[Dataset items]

● ● ● ● ● ● ●

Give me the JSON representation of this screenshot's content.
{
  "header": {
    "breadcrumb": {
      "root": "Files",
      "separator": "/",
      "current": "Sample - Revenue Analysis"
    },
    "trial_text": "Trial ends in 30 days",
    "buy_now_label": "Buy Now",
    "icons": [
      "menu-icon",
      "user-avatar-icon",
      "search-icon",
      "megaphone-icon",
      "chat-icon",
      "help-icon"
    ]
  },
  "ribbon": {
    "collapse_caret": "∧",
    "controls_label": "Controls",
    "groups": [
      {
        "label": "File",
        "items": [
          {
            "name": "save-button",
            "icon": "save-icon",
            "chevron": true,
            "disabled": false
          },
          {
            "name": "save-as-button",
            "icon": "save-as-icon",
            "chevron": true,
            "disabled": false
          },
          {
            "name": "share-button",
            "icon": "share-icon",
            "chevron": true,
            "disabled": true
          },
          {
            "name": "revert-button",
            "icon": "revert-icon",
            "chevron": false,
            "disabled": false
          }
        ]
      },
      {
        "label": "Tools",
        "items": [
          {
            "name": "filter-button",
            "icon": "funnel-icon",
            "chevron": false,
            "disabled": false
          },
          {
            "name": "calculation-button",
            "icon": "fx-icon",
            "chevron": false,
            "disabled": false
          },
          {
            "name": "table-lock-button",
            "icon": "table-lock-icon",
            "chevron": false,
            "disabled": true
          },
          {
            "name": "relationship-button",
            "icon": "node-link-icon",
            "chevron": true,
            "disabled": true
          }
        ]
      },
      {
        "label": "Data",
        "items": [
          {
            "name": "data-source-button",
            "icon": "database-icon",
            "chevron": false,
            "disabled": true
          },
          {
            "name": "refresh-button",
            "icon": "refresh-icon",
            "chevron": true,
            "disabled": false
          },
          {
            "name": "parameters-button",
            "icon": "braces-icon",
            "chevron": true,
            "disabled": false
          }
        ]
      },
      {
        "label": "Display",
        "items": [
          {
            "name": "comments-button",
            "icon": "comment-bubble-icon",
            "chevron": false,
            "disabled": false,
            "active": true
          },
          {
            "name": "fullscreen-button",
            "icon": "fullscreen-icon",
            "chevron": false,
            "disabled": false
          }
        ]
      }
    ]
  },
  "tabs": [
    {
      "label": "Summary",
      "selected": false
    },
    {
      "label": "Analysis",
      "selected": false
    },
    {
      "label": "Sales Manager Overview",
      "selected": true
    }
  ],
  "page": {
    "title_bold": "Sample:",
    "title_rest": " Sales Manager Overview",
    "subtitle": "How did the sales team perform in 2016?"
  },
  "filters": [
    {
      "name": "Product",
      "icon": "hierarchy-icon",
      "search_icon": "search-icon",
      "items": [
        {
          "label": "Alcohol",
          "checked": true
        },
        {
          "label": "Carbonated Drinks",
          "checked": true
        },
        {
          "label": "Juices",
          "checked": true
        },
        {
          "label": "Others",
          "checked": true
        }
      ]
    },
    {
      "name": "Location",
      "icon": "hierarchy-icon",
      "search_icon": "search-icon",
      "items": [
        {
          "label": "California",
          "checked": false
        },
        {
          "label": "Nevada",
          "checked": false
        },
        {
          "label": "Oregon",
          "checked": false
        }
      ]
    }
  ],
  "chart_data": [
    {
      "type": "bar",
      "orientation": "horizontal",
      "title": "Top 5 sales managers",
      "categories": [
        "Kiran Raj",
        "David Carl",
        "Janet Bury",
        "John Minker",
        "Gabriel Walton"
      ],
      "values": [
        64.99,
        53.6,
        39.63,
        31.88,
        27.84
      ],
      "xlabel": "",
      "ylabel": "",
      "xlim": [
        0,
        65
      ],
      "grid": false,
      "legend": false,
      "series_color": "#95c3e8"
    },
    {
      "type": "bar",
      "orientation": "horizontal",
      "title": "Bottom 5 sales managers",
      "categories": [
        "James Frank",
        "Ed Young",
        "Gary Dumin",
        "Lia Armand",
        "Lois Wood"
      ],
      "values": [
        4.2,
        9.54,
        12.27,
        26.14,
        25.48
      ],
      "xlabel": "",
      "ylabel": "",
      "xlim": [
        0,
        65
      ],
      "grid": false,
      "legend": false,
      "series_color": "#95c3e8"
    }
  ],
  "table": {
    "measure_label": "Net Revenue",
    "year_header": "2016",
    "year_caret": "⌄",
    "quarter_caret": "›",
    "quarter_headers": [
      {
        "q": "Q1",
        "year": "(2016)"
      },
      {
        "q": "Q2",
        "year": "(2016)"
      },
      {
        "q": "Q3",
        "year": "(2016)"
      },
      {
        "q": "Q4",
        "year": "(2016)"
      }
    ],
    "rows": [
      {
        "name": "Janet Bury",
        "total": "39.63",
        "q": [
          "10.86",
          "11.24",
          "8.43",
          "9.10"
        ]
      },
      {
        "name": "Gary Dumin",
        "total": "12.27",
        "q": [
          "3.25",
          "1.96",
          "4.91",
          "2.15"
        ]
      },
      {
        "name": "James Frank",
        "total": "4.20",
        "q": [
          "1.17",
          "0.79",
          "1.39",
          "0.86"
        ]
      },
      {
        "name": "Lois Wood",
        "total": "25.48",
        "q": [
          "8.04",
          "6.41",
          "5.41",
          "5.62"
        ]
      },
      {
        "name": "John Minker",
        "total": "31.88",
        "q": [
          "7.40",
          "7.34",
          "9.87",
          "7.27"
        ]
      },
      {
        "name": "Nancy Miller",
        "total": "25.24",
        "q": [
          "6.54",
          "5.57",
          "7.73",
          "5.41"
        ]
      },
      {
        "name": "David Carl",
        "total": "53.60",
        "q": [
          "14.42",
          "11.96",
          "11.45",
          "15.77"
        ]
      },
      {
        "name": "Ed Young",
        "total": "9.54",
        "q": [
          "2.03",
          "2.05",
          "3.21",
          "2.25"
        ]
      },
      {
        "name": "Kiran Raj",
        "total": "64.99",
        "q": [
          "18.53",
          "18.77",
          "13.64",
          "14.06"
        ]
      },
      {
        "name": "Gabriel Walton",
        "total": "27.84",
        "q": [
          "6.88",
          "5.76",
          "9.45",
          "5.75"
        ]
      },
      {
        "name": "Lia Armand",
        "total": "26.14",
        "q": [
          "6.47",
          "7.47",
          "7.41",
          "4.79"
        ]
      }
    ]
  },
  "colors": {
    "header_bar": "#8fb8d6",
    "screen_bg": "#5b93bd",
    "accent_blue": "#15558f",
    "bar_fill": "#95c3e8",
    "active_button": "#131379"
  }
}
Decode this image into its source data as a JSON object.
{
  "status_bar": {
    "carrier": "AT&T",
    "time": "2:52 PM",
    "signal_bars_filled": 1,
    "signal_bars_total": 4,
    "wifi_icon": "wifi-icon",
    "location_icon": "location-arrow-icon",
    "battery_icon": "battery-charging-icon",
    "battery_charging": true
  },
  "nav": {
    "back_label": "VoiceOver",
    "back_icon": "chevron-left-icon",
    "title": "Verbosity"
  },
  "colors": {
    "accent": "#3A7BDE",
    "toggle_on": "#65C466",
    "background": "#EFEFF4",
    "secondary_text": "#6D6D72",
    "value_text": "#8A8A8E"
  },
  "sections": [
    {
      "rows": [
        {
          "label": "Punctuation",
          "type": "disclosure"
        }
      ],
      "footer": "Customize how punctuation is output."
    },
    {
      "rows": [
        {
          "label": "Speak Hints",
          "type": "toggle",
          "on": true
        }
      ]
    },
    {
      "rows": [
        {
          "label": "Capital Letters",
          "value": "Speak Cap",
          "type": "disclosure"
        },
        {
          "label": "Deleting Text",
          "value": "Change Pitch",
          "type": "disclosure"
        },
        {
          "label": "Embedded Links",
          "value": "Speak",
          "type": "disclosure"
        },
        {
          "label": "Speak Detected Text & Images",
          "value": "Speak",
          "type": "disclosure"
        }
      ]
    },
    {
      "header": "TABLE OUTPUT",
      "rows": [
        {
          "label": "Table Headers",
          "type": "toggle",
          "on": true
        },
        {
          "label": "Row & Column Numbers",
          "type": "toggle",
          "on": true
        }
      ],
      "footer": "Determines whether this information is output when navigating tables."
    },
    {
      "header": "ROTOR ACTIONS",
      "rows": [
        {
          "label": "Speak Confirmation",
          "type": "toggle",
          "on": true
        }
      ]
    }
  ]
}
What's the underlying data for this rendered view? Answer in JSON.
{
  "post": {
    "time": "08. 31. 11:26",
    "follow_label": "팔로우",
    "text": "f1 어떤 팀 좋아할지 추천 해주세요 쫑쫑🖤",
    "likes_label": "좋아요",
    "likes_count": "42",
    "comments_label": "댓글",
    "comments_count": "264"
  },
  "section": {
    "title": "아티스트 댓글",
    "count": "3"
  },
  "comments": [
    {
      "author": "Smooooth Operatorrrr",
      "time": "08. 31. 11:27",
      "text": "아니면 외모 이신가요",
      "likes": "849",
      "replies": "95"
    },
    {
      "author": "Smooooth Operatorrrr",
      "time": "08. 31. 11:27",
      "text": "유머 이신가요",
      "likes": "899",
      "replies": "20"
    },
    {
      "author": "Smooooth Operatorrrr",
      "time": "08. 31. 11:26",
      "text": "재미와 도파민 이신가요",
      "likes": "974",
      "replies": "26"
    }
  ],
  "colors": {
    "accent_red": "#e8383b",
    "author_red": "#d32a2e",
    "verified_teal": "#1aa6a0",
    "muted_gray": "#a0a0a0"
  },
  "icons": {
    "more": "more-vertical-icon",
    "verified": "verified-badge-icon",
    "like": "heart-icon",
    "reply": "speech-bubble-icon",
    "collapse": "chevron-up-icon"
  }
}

● ● ● ● ● ● ●

Print from the line containing "What's the underlying" to the last line above, exactly as written.

What's the underlying data for this rendered view? Answer in JSON.
{
  "post": {
    "time": "08. 31. 11:26",
    "follow_label": "팔로우",
    "text": "f1 어떤 팀 좋아할지 추천 해주세요 쫑쫑🖤",
    "likes_label": "좋아요",
    "likes_count": "42",
    "comments_label": "댓글",
    "comments_count": "264"
  },
  "section": {
    "title": "아티스트 댓글",
    "count": "3"
  },
  "comments": [
    {
      "author": "Smooooth Operatorrrr",
      "time": "08. 31. 11:27",
      "text": "아니면 외모 이신가요",
      "likes": "849",
      "replies": "95"
    },
    {
      "author": "Smooooth Operatorrrr",
      "time": "08. 31. 11:27",
      "text": "유머 이신가요",
      "likes": "899",
      "replies": "20"
    },
    {
      "author": "Smooooth Operatorrrr",
      "time": "08. 31. 11:26",
      "text": "재미와 도파민 이신가요",
      "likes": "974",
      "replies": "26"
    }
  ],
  "colors": {
    "accent_red": "#e8383b",
    "author_red": "#d32a2e",
    "verified_teal": "#1aa6a0",
    "muted_gray": "#a0a0a0"
  },
  "icons": {
    "more": "more-vertical-icon",
    "verified": "verified-badge-icon",
    "like": "heart-icon",
    "reply": "speech-bubble-icon",
    "collapse": "chevron-up-icon"
  }
}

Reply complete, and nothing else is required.